*Document excerpt*.
↓

My very first, and very vague, memory of wild nature (at the age of about 2 or 3) is a hollow tree that stood on the edge of a wood near where we lived. Perhaps I don’t really remember it so much as remember being told that this was a tree my sister and I loved. We called it the Owly tree, for reasons I can’t fully remember (perhaps an association with Owl in the Winnie-the-pooh stories). Many years later I visited this tree to see if it brought with it a wash of involuntary memories. Instead I was confronted by a small stumpy tree which looked rotten. It was also by the side of a fairly busy road and had the distinct tarnish of a petroleum-exhaust glaze. [In the mid-1980s I was living in Barnes in London and went to visit the tree that Marc Bolan crashed into when he died. It had become a shrine kept going by his many devoted fans who placed purple ribbons and sorrowful sentiments all over the trunk of the tree. All the ribbons and cards looked filthy with dirt and pollution.]
            For many people growing up in some form of peri-urbanism, this is the sort of commerce we have with the countryside. When as a child I could go out-and-about by myself, my friends and I used to go to a place that we called the Volcano. It was a sloping patch of bare earth in a scrub of woodland. It was magical to us and became our den. We thought of it as extensive, untamed, remote. In reality it existed as a strip of woodland between a main road and a housing development. Like a lot of such places there were signs of peripatetic existence: a fire, some empty cans, a newspaper, the odd piece of clothing. Such signs of occupancy conjured-up the romance of a vagabond life, but they also looked like the scene of a peculiarly nasty crime.
            The artist Stephen Willats gets something of this instability in a series of photographs he produced in 1978 for his book The Lurky Place. Willats offers us views of scrubland and unfarmed fields that could plausibly fit an idea of the picturesque. Yet these are landscape littered with signs of a life: a used paper target; the wheel from a pram. To describe this life as bucolic would be wrong unless the describer was caught in the misapprehension that the word could describe a rural world that was closer to fetid than fecund.

↑

*Dataset rows*.
↓

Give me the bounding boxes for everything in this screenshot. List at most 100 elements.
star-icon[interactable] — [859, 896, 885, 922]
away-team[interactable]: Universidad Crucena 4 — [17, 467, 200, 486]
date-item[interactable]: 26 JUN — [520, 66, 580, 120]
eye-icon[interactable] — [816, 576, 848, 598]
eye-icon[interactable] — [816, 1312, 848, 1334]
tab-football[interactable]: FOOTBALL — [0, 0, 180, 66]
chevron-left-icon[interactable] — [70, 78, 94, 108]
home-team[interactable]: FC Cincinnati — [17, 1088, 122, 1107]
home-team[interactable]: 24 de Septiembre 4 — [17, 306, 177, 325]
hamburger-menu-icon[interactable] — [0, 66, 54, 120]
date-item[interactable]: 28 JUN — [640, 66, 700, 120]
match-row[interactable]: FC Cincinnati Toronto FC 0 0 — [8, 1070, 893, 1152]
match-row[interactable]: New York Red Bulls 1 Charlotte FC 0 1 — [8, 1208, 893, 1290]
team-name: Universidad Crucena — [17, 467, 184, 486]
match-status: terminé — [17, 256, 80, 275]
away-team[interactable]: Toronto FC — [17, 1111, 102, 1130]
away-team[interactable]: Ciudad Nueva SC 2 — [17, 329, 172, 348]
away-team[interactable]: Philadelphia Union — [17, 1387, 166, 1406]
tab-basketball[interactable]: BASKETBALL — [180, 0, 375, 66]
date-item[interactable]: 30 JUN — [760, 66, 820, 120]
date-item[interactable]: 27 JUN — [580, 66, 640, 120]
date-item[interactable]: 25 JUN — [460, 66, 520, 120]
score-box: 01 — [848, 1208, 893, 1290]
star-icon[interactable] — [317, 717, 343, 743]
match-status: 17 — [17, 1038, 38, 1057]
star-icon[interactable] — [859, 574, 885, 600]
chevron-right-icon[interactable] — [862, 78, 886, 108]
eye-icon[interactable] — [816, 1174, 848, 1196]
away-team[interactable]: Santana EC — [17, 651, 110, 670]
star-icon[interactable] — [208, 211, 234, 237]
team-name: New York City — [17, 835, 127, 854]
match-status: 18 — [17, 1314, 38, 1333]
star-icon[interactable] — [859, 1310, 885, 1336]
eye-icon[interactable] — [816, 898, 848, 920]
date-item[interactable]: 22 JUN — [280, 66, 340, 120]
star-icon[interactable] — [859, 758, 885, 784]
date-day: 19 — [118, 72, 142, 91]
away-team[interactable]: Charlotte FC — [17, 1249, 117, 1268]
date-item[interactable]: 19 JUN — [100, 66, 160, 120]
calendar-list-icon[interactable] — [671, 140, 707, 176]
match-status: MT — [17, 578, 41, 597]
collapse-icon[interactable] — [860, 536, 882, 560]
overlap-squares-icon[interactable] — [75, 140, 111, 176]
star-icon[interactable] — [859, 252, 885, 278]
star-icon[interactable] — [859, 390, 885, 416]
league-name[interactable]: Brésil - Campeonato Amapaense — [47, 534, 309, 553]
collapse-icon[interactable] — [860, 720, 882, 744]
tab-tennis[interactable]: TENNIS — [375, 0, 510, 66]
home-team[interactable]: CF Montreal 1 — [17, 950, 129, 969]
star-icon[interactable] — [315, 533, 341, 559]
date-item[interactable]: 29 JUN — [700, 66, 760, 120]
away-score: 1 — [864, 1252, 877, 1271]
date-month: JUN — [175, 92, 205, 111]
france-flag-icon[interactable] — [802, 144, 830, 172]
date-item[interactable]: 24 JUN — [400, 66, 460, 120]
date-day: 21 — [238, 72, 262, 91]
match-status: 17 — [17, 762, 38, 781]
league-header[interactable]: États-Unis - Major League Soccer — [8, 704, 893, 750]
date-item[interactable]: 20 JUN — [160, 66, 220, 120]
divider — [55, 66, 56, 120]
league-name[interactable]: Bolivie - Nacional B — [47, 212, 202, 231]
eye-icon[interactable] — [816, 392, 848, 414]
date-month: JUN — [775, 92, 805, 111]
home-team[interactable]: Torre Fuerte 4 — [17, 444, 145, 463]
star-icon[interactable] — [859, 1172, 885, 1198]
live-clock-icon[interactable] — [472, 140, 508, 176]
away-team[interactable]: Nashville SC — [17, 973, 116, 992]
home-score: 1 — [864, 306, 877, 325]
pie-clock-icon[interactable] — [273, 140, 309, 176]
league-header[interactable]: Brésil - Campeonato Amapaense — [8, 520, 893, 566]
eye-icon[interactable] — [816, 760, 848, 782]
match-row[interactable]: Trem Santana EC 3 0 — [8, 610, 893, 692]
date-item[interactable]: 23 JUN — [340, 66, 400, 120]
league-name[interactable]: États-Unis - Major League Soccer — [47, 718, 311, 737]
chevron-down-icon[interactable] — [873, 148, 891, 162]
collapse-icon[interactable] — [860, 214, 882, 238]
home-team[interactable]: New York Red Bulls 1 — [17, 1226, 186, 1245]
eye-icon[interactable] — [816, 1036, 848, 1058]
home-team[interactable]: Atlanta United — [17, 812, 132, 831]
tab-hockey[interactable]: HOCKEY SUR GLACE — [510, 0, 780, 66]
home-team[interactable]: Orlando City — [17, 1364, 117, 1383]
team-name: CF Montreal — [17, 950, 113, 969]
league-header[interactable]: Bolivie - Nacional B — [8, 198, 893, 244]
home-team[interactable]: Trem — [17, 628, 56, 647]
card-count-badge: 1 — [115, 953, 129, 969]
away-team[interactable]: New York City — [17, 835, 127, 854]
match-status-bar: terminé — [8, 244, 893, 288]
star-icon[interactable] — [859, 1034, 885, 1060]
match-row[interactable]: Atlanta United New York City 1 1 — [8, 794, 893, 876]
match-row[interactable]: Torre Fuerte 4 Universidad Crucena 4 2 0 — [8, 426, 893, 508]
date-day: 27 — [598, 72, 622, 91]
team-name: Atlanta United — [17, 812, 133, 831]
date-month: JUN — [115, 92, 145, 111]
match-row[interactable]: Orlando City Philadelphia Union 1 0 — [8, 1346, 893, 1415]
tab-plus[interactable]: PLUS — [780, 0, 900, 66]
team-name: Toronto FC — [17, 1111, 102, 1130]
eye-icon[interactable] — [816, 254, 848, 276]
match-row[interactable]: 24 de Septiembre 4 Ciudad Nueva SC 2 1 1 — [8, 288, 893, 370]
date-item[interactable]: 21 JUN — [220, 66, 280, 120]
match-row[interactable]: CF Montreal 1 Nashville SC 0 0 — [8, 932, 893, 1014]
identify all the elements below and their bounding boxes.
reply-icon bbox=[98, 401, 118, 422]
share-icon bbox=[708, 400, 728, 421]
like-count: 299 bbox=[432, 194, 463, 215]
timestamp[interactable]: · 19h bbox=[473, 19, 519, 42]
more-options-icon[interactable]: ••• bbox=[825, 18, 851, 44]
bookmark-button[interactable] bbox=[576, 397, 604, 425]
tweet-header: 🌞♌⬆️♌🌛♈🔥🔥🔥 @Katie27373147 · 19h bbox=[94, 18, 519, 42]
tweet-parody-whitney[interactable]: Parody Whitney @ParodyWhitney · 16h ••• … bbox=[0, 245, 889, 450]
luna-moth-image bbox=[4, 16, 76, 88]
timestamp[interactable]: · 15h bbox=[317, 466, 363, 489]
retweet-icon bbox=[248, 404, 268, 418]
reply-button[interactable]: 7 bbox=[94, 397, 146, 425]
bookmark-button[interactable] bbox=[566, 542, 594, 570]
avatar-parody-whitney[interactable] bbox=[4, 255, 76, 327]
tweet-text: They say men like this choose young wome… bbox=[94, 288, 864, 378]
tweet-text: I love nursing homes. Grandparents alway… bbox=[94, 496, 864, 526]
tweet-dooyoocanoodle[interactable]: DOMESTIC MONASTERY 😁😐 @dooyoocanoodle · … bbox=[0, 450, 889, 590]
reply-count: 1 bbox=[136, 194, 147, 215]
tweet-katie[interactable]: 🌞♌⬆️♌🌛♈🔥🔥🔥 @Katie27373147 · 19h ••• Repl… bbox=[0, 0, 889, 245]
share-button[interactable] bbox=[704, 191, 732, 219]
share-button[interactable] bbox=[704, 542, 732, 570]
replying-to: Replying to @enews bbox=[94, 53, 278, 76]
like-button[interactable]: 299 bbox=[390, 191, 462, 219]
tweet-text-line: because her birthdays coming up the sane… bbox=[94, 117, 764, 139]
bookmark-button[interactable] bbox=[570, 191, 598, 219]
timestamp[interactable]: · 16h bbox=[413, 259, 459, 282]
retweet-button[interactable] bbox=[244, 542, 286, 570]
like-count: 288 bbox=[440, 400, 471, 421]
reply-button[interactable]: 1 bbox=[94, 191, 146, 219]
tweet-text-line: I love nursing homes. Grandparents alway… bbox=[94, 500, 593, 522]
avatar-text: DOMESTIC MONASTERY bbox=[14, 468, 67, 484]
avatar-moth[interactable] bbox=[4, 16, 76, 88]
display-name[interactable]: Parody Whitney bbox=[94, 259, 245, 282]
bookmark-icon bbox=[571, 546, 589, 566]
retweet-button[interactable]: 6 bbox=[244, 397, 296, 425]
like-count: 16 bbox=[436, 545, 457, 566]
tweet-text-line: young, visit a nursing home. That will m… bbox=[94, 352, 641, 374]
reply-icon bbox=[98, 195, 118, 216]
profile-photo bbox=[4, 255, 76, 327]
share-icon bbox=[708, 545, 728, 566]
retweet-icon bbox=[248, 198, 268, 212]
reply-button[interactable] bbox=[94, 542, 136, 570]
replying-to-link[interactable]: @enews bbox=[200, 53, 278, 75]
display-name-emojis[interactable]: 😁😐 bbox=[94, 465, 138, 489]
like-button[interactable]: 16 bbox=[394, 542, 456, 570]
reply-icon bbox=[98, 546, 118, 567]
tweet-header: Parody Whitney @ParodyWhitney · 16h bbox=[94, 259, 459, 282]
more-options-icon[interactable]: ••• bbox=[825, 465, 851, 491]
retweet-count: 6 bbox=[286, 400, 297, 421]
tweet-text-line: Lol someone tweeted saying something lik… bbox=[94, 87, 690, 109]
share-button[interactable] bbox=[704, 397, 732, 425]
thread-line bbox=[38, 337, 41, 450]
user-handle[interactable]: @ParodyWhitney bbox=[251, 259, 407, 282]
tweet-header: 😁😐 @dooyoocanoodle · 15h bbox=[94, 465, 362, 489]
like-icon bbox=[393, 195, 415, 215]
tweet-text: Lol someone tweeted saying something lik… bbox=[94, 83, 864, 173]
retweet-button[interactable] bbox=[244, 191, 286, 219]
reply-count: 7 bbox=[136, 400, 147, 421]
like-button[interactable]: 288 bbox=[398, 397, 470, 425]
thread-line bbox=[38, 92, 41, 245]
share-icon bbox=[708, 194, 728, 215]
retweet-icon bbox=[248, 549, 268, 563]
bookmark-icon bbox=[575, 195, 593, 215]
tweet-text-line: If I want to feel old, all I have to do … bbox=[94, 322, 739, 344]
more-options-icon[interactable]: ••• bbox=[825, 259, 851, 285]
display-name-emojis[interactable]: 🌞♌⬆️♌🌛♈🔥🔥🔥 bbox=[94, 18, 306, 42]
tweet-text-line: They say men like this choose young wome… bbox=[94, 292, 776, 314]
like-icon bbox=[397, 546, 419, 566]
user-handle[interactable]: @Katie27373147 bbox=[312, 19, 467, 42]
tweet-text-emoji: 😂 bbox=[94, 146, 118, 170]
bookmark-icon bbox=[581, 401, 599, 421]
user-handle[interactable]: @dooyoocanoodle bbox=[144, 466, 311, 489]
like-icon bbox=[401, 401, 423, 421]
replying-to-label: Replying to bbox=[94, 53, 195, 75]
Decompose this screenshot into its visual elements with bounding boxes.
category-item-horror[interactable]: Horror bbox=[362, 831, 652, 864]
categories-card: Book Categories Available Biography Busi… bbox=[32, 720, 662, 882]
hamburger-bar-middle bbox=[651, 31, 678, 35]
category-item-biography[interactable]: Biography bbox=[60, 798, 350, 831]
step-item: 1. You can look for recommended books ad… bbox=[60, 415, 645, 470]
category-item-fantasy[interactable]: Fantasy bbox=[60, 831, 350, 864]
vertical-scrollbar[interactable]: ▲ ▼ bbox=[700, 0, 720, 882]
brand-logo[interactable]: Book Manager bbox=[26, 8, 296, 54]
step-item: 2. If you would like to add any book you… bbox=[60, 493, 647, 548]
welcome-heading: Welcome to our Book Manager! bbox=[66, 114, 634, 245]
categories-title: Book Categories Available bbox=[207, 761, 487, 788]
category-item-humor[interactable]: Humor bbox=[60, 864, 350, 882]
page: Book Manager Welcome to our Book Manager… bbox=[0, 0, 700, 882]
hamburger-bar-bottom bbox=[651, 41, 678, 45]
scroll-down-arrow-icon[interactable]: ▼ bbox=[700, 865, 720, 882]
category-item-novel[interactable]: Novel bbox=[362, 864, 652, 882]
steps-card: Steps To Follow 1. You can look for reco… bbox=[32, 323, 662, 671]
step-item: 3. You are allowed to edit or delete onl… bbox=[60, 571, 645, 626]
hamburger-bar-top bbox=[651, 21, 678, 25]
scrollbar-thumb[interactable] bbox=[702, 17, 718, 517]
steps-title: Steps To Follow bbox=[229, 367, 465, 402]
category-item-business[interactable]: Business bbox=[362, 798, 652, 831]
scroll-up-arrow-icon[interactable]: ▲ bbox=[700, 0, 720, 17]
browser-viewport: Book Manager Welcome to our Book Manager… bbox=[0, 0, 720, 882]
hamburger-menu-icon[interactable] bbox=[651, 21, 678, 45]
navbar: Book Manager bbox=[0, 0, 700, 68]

↑

*Do this*.
Reproduce the passage of the essay on childhood memories of wild places that runs between "The artist Stephen" and "fetid than fecund.", inclusive. Rely solely on the text when completing the tasks.

*Solution for this problem*.
The artist Stephen Willats gets something of this instability in a series of photographs he produced in 1978 for his book The Lurky Place. Willats offers us views of scrubland and unfarmed fields that could plausibly fit an idea of the picturesque. Yet these are landscape littered with signs of a life: a used paper target; the wheel from a pram. To describe this life as bucolic would be wrong unless the describer was caught in the misapprehension that the word could describe a rural world that was closer to fetid than fecund.